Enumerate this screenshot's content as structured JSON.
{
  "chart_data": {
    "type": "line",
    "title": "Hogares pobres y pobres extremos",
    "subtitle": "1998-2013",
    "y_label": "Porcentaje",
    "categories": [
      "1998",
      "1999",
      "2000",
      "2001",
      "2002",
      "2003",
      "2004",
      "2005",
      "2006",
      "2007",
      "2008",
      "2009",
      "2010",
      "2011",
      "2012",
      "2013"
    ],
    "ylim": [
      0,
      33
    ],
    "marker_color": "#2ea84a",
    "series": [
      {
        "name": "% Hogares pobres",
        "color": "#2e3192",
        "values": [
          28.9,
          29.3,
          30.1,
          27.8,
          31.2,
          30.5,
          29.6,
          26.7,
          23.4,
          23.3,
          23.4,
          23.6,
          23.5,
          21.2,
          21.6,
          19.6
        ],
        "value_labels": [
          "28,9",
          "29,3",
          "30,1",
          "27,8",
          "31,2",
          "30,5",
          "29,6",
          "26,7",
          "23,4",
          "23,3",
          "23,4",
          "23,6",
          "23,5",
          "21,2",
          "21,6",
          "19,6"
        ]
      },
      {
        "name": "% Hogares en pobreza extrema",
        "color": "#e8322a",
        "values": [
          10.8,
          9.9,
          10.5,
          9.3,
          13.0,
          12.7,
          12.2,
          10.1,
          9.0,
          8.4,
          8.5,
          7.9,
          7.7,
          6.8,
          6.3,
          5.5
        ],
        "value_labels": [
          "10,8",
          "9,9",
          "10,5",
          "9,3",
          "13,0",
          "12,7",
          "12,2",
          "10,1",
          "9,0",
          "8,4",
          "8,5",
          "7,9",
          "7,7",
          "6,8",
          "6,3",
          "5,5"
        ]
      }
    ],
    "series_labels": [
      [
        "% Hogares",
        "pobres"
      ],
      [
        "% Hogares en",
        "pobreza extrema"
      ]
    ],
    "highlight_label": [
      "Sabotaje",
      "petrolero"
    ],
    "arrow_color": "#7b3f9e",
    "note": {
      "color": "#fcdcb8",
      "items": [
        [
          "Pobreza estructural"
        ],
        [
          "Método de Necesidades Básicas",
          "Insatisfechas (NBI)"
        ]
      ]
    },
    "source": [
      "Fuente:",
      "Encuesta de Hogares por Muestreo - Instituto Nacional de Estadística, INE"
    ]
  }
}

*-*-*

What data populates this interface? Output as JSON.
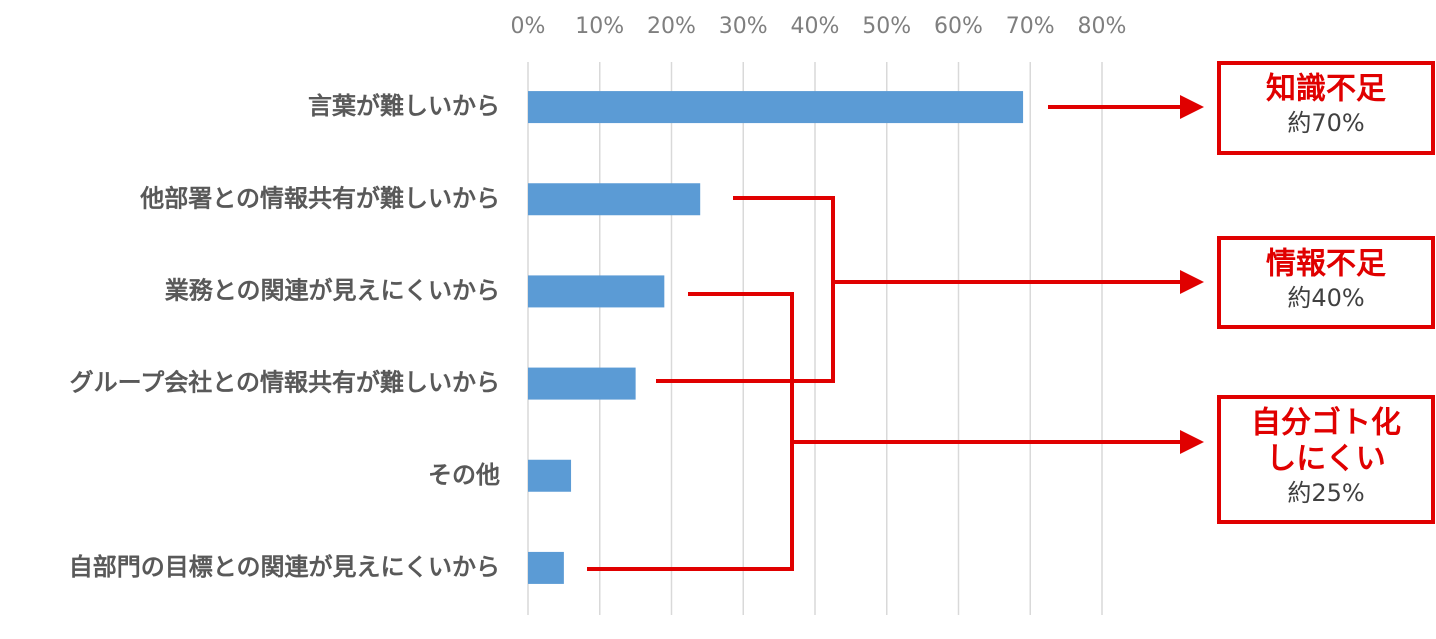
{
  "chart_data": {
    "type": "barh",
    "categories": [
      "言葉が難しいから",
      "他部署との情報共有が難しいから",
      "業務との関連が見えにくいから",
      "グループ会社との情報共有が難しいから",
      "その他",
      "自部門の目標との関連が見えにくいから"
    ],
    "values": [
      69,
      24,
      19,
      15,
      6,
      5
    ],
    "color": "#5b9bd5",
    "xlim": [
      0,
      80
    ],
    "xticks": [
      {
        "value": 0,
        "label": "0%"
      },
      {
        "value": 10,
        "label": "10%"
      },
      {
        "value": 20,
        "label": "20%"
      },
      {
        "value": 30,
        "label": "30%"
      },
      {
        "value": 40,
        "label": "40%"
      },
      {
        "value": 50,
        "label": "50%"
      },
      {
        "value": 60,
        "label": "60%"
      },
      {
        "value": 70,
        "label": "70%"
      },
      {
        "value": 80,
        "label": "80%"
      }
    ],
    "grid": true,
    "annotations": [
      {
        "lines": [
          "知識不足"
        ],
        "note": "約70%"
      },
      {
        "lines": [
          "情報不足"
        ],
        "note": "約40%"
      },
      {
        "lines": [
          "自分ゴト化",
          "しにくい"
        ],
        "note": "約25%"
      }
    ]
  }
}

*-*-*

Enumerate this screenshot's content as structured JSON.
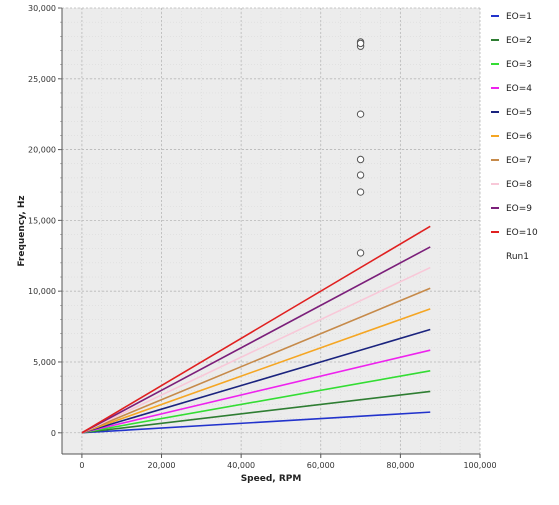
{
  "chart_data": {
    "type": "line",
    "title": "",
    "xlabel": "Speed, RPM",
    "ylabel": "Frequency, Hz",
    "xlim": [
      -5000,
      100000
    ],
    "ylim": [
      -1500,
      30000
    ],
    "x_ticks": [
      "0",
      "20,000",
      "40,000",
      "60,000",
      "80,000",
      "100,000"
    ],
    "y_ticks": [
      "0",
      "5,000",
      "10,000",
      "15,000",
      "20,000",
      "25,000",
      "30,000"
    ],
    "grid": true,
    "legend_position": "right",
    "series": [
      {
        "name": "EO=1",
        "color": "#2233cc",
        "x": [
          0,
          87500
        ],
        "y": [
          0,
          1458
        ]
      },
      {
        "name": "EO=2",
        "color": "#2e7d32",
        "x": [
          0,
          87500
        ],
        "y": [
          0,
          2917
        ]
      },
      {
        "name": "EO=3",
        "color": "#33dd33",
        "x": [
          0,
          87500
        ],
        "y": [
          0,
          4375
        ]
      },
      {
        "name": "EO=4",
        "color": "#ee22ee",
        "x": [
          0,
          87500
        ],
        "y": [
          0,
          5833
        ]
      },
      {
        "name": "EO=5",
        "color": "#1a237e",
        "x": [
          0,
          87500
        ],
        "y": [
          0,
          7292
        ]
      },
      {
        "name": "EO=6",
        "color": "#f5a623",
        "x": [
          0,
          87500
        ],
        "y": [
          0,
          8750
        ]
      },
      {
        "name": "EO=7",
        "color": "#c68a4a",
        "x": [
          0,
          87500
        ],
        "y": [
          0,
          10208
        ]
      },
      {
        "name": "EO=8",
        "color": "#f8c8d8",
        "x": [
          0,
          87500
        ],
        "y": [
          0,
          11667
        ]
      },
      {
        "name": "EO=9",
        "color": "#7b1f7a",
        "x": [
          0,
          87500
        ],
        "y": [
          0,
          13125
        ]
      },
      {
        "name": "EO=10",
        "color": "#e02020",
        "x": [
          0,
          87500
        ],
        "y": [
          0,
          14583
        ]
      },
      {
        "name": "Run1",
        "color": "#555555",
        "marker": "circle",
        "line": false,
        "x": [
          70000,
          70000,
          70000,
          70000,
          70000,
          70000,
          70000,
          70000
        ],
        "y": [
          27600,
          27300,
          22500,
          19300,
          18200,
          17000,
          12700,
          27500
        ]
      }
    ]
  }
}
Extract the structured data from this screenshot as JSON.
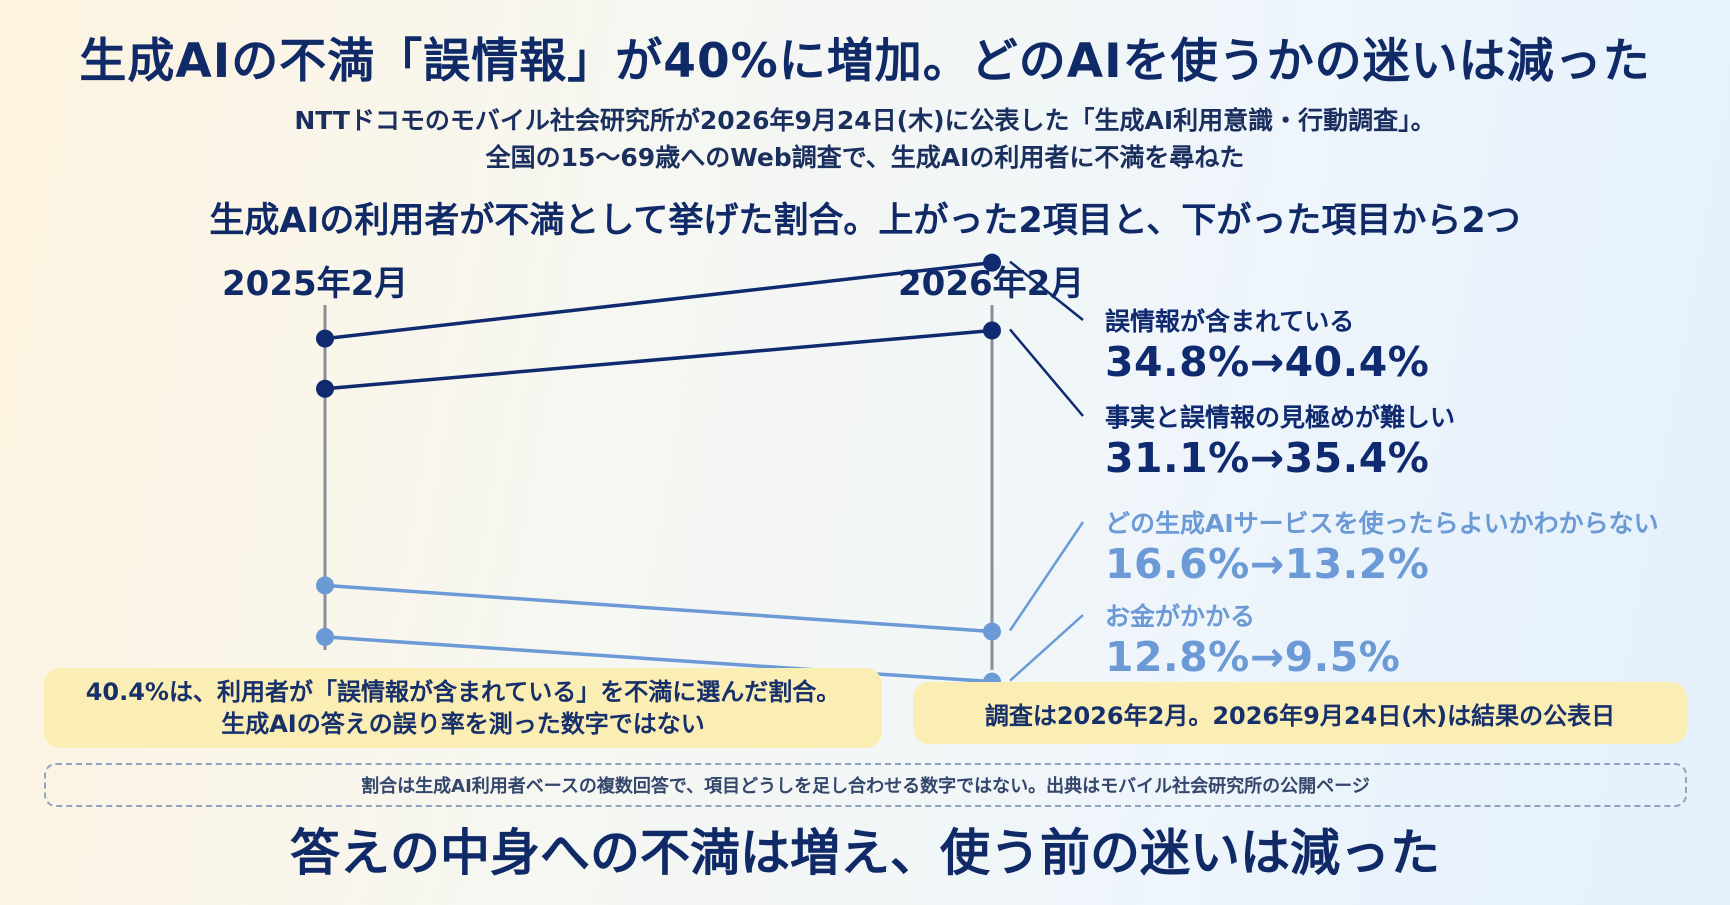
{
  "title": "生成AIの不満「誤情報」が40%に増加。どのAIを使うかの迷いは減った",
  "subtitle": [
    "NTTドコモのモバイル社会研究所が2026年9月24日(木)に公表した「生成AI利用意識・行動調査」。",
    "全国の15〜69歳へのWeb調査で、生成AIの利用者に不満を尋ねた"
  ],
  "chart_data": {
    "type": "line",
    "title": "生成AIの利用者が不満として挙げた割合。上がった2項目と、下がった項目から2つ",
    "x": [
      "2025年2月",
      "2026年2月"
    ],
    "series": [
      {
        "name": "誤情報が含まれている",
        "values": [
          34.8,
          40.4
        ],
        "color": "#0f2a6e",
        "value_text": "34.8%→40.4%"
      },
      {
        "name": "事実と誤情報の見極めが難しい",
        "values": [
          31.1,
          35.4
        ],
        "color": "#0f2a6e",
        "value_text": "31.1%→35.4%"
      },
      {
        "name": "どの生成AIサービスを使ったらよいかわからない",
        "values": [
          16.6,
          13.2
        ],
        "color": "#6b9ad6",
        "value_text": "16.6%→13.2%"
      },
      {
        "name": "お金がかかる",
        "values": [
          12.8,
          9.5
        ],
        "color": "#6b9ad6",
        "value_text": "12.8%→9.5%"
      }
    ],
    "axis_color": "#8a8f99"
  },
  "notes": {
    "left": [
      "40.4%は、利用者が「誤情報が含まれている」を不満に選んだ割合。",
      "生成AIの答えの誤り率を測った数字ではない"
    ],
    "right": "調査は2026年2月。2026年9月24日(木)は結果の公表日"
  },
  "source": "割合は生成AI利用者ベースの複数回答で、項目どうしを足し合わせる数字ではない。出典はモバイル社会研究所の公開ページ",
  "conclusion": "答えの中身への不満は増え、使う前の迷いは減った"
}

*-*-*

Requirement:
Scan the entries above and work out how many lines include the word "right"; the reply is that number alone.

Task result:
2